• STATED GOAL: In the listing below, identify each line with the word "text" and return those lines.

----------

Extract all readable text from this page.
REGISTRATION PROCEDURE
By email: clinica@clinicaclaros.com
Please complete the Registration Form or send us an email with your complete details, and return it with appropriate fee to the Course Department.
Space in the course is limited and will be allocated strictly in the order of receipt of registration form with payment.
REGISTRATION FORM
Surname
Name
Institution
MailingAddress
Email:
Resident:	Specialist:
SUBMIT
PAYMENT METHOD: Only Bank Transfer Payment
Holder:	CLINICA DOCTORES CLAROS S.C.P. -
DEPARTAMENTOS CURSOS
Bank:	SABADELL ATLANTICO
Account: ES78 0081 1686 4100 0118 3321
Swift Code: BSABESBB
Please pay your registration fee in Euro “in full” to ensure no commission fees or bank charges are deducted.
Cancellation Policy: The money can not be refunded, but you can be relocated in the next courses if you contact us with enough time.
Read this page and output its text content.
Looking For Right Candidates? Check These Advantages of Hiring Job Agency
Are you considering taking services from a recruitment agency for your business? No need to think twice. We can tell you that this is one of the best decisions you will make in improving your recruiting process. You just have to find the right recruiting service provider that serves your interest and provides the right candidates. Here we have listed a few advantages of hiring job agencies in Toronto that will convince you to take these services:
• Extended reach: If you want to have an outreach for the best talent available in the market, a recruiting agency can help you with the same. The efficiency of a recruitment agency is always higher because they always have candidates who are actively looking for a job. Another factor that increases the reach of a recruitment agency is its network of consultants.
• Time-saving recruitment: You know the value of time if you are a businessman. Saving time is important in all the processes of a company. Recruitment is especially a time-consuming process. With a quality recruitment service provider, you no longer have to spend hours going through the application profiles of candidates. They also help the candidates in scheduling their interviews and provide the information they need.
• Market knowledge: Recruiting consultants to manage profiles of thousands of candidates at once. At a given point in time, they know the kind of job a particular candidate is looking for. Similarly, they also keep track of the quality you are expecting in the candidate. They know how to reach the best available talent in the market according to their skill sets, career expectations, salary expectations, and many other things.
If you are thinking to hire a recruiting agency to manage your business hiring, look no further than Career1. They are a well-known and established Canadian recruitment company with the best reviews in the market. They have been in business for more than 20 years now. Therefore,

----------

• ANSWER FOR THIS EXERCISE:
Extract all readable text from this page.
Read this page and output its text content.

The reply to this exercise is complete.